Written problem
What number of lines in the material contain the word "Autobús"? Give that number alone.

Records that describe figures
.....
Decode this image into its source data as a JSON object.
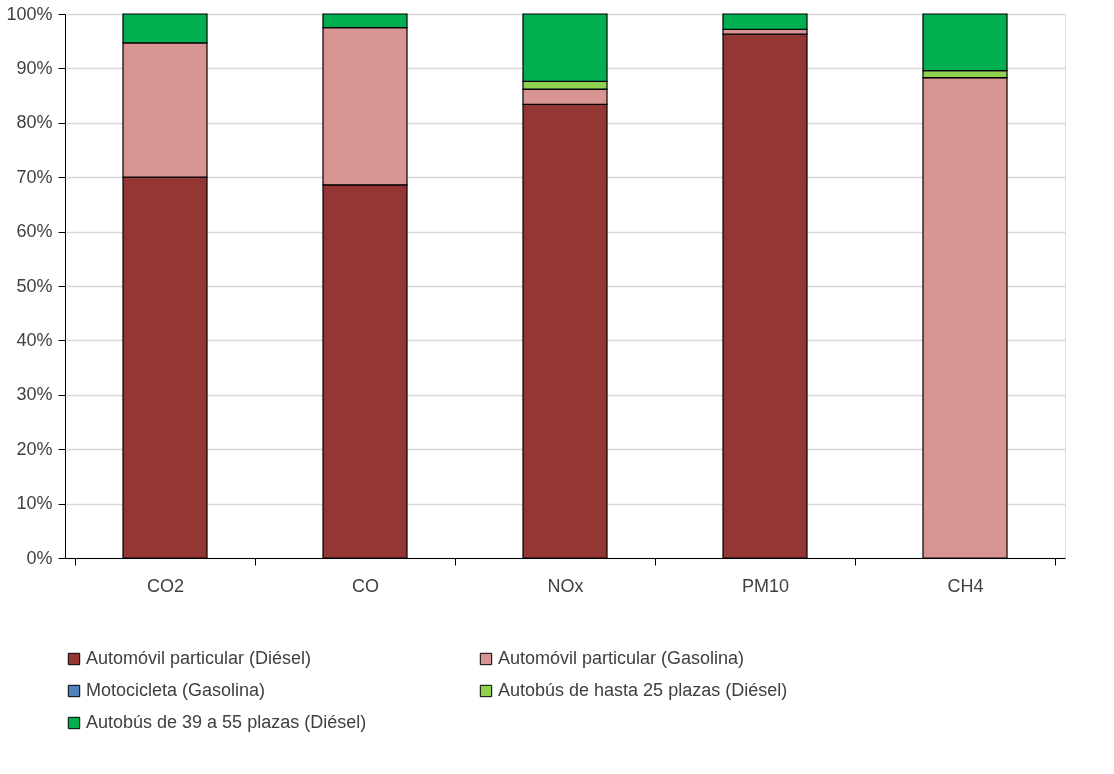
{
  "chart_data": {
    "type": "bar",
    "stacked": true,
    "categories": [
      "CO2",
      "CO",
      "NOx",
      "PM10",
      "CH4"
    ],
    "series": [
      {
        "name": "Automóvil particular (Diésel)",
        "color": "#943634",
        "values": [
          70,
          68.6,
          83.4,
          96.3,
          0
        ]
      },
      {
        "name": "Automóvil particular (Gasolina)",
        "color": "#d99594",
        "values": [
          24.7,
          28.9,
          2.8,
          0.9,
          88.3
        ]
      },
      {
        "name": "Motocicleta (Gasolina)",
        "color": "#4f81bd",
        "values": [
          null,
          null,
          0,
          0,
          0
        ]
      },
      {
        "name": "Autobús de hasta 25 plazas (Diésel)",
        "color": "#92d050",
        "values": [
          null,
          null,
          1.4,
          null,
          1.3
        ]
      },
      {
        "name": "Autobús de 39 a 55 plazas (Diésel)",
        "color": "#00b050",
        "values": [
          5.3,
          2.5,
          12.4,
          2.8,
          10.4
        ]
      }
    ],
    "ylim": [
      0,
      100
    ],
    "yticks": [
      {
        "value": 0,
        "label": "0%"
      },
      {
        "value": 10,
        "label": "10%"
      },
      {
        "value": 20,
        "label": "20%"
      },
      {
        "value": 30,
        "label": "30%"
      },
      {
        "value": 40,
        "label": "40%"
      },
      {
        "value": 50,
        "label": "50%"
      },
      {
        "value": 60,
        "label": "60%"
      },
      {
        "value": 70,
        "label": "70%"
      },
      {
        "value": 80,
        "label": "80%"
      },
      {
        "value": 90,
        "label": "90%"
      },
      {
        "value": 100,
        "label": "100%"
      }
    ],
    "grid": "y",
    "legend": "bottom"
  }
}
.....
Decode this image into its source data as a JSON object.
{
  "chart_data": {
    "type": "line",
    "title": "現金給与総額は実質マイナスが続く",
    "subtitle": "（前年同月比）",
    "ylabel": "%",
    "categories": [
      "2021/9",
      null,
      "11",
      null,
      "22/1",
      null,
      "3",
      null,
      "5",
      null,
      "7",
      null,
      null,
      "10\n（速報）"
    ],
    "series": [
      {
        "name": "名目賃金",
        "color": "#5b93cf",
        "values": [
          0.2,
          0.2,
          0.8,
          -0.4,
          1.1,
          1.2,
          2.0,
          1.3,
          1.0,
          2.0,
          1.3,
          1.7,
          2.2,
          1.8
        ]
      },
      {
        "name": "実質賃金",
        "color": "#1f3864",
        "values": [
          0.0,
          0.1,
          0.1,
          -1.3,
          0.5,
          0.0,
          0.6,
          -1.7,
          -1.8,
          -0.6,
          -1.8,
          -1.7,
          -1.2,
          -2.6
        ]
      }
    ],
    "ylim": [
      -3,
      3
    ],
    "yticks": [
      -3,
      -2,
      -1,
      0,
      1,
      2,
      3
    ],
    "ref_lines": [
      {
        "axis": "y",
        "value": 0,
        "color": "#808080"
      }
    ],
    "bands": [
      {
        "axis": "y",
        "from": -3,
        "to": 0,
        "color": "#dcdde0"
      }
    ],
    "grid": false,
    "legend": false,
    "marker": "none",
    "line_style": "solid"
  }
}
.....
Full solution
2